PROBLEM REQUIREMENTS:
Give back the full listing verbatim, apart from its images.

(Entries with figure data)
################

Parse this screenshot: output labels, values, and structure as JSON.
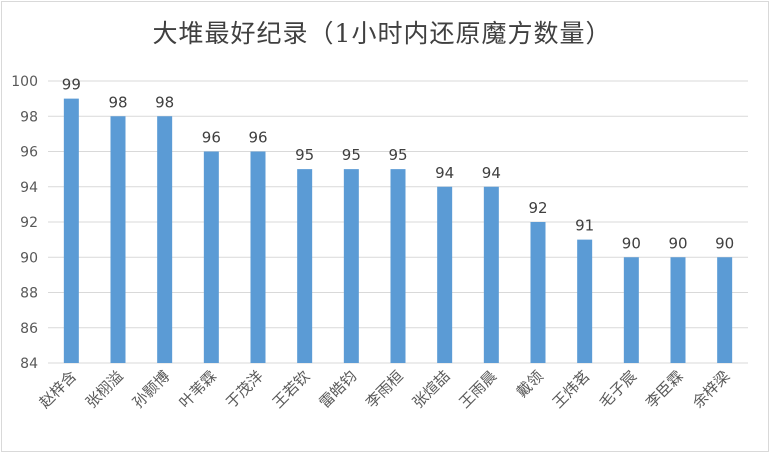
{
  "chart_data": {
    "type": "bar",
    "title": "大堆最好纪录（1小时内还原魔方数量）",
    "xlabel": "",
    "ylabel": "",
    "ylim": [
      84,
      100
    ],
    "yticks": [
      84,
      86,
      88,
      90,
      92,
      94,
      96,
      98,
      100
    ],
    "categories": [
      "赵梓含",
      "张栩溢",
      "孙颢博",
      "叶苇霖",
      "于茂洋",
      "王若钦",
      "雷皓钧",
      "李雨桓",
      "张煊喆",
      "王雨晨",
      "戴领",
      "王炜茗",
      "毛子宸",
      "李臣霖",
      "余梓梁"
    ],
    "values": [
      99,
      98,
      98,
      96,
      96,
      95,
      95,
      95,
      94,
      94,
      92,
      91,
      90,
      90,
      90
    ],
    "bar_color": "#5b9bd5",
    "grid": true,
    "legend": "none"
  }
}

################

THE RESPONSE:
Parse this screenshot: output labels, values, and structure as JSON.
{
  "chart_data": {
    "type": "bar",
    "title": "大堆最好纪录（1小时内还原魔方数量）",
    "xlabel": "",
    "ylabel": "",
    "ylim": [
      84,
      100
    ],
    "yticks": [
      84,
      86,
      88,
      90,
      92,
      94,
      96,
      98,
      100
    ],
    "categories": [
      "赵梓含",
      "张栩溢",
      "孙颢博",
      "叶苇霖",
      "于茂洋",
      "王若钦",
      "雷皓钧",
      "李雨桓",
      "张煊喆",
      "王雨晨",
      "戴领",
      "王炜茗",
      "毛子宸",
      "李臣霖",
      "余梓梁"
    ],
    "values": [
      99,
      98,
      98,
      96,
      96,
      95,
      95,
      95,
      94,
      94,
      92,
      91,
      90,
      90,
      90
    ],
    "bar_color": "#5b9bd5",
    "grid": true,
    "legend": "none"
  }
}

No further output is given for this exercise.